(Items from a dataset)
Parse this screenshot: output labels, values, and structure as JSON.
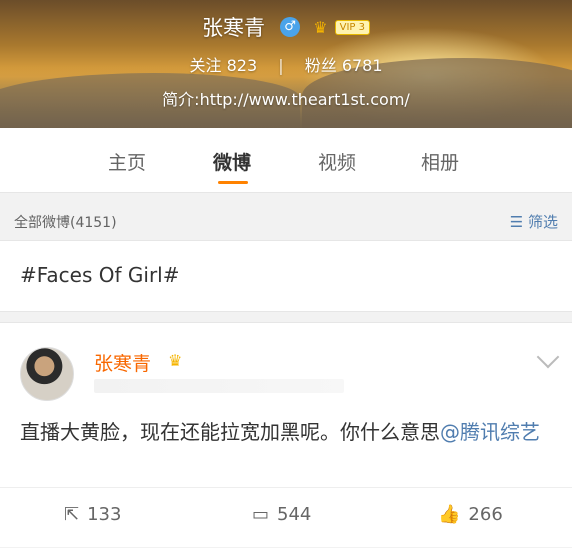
{
  "profile": {
    "name": "张寒青",
    "gender_icon": "male-icon",
    "vip_label": "VIP 3",
    "following_label": "关注",
    "following_count": "823",
    "followers_label": "粉丝",
    "followers_count": "6781",
    "intro": "简介:http://www.theart1st.com/"
  },
  "tabs": [
    {
      "label": "主页"
    },
    {
      "label": "微博",
      "active": true
    },
    {
      "label": "视频"
    },
    {
      "label": "相册"
    }
  ],
  "filter": {
    "all_label": "全部微博(4151)",
    "filter_label": "筛选",
    "filter_icon": "filter-icon"
  },
  "topic": "#Faces Of Girl#",
  "post": {
    "author": "张寒青",
    "text": "直播大黄脸，现在还能拉宽加黑呢。你什么意思",
    "mention": "@腾讯综艺",
    "repost_count": "133",
    "comment_count": "544",
    "like_count": "266"
  },
  "colors": {
    "accent": "#ff8200",
    "link": "#507daf",
    "author": "#f86700"
  }
}
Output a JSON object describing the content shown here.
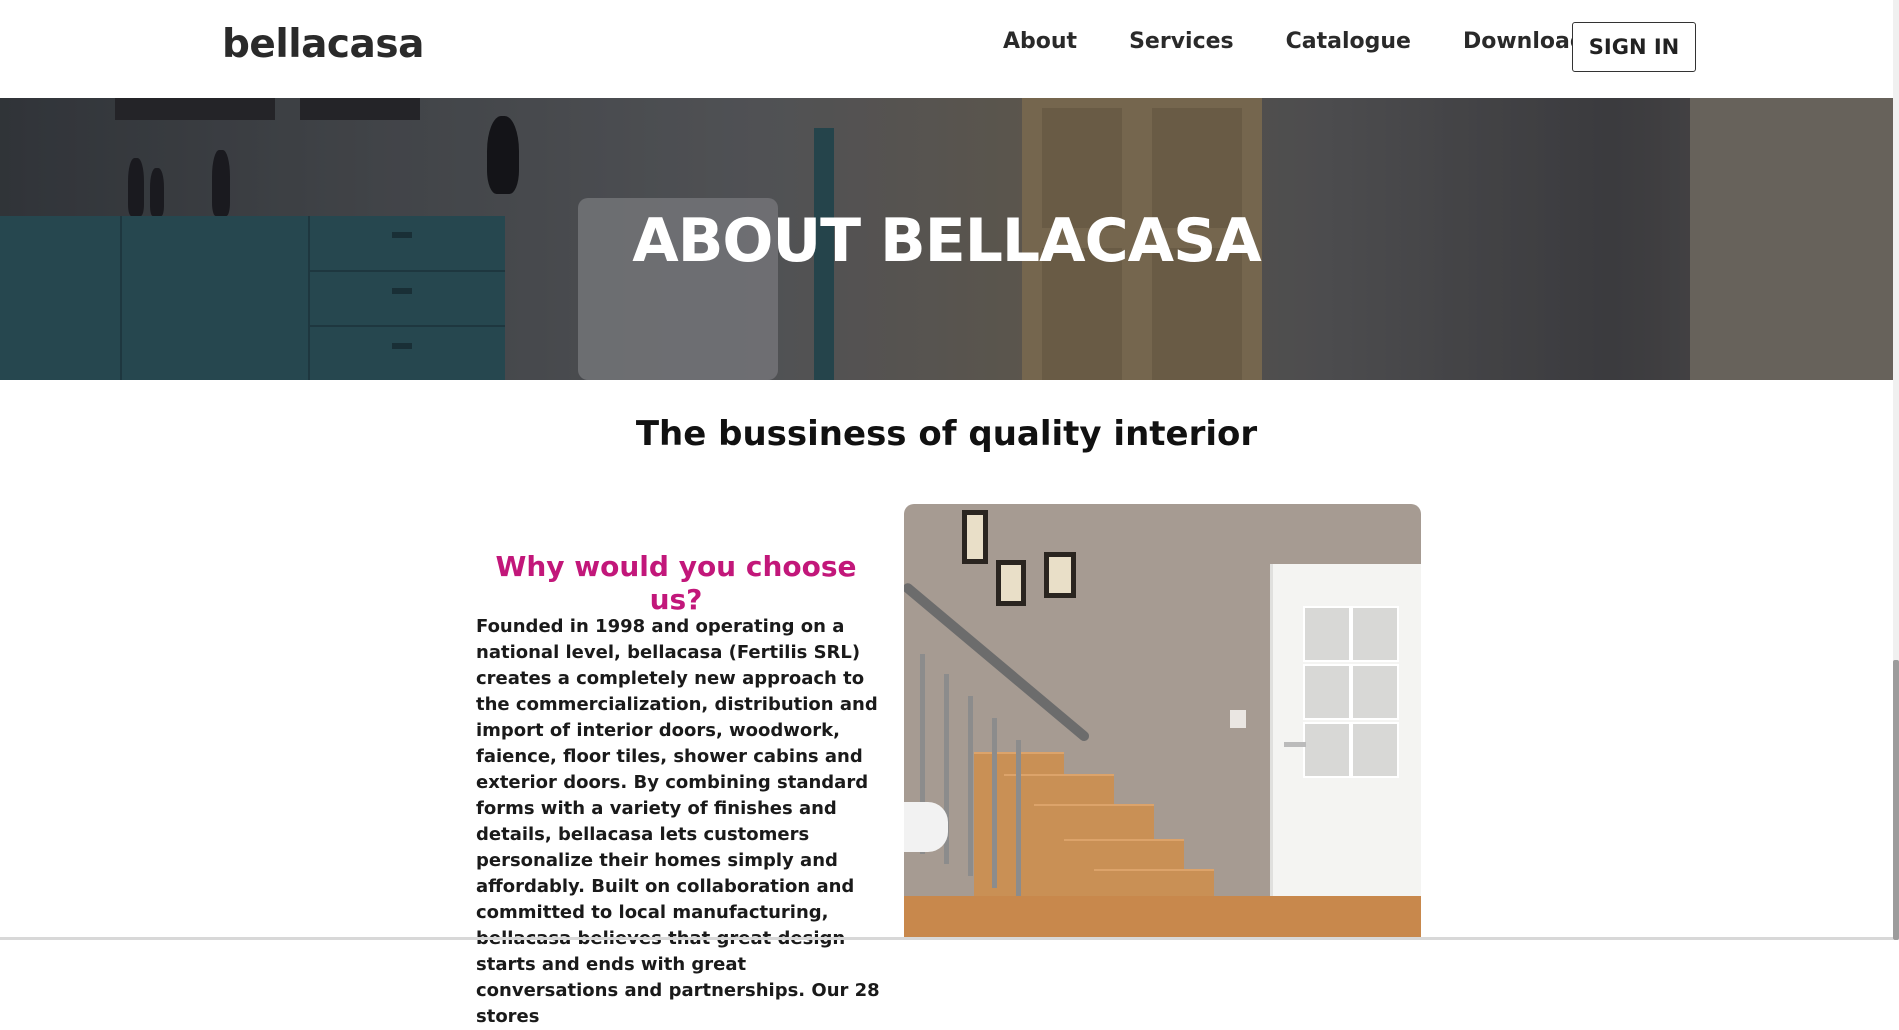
{
  "header": {
    "logo": "bellacasa",
    "nav": [
      "About",
      "Services",
      "Catalogue",
      "Download"
    ],
    "signin_label": "SIGN IN"
  },
  "hero": {
    "title": "ABOUT BELLACASA"
  },
  "main": {
    "subtitle": "The bussiness of quality interior",
    "why_title": "Why would you choose us?",
    "body": "Founded in 1998 and operating on a national level, bellacasa (Fertilis SRL) creates a completely new approach to the commercialization, distribution and import of interior doors, woodwork, faience, floor tiles, shower cabins and exterior doors. By combining standard forms with a variety of finishes and details, bellacasa lets customers personalize their homes simply and affordably. Built on collaboration and committed to local manufacturing, bellacasa believes that great design starts and ends with great conversations and partnerships. Our 28 stores"
  },
  "colors": {
    "accent": "#c2177a",
    "text": "#111111",
    "header_bg": "#ffffff"
  }
}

#### Direction:
Omitting all images, print the listing exactly.

#### Response:
Parse this screenshot: output labels, values, and structure as JSON.
{
  "profile": {
    "name": "张寒青",
    "gender_icon": "male-icon",
    "vip_label": "VIP 3",
    "following_label": "关注",
    "following_count": "823",
    "followers_label": "粉丝",
    "followers_count": "6781",
    "intro": "简介:http://www.theart1st.com/"
  },
  "tabs": [
    {
      "label": "主页"
    },
    {
      "label": "微博",
      "active": true
    },
    {
      "label": "视频"
    },
    {
      "label": "相册"
    }
  ],
  "filter": {
    "all_label": "全部微博(4151)",
    "filter_label": "筛选",
    "filter_icon": "filter-icon"
  },
  "topic": "#Faces Of Girl#",
  "post": {
    "author": "张寒青",
    "text": "直播大黄脸，现在还能拉宽加黑呢。你什么意思",
    "mention": "@腾讯综艺",
    "repost_count": "133",
    "comment_count": "544",
    "like_count": "266"
  },
  "colors": {
    "accent": "#ff8200",
    "link": "#507daf",
    "author": "#f86700"
  }
}
Output a JSON object describing the content shown here.
{
  "header": {
    "logo": "bellacasa",
    "nav": [
      "About",
      "Services",
      "Catalogue",
      "Download"
    ],
    "signin_label": "SIGN IN"
  },
  "hero": {
    "title": "ABOUT BELLACASA"
  },
  "main": {
    "subtitle": "The bussiness of quality interior",
    "why_title": "Why would you choose us?",
    "body": "Founded in 1998 and operating on a national level, bellacasa (Fertilis SRL) creates a completely new approach to the commercialization, distribution and import of interior doors, woodwork, faience, floor tiles, shower cabins and exterior doors. By combining standard forms with a variety of finishes and details, bellacasa lets customers personalize their homes simply and affordably. Built on collaboration and committed to local manufacturing, bellacasa believes that great design starts and ends with great conversations and partnerships. Our 28 stores"
  },
  "colors": {
    "accent": "#c2177a",
    "text": "#111111",
    "header_bg": "#ffffff"
  }
}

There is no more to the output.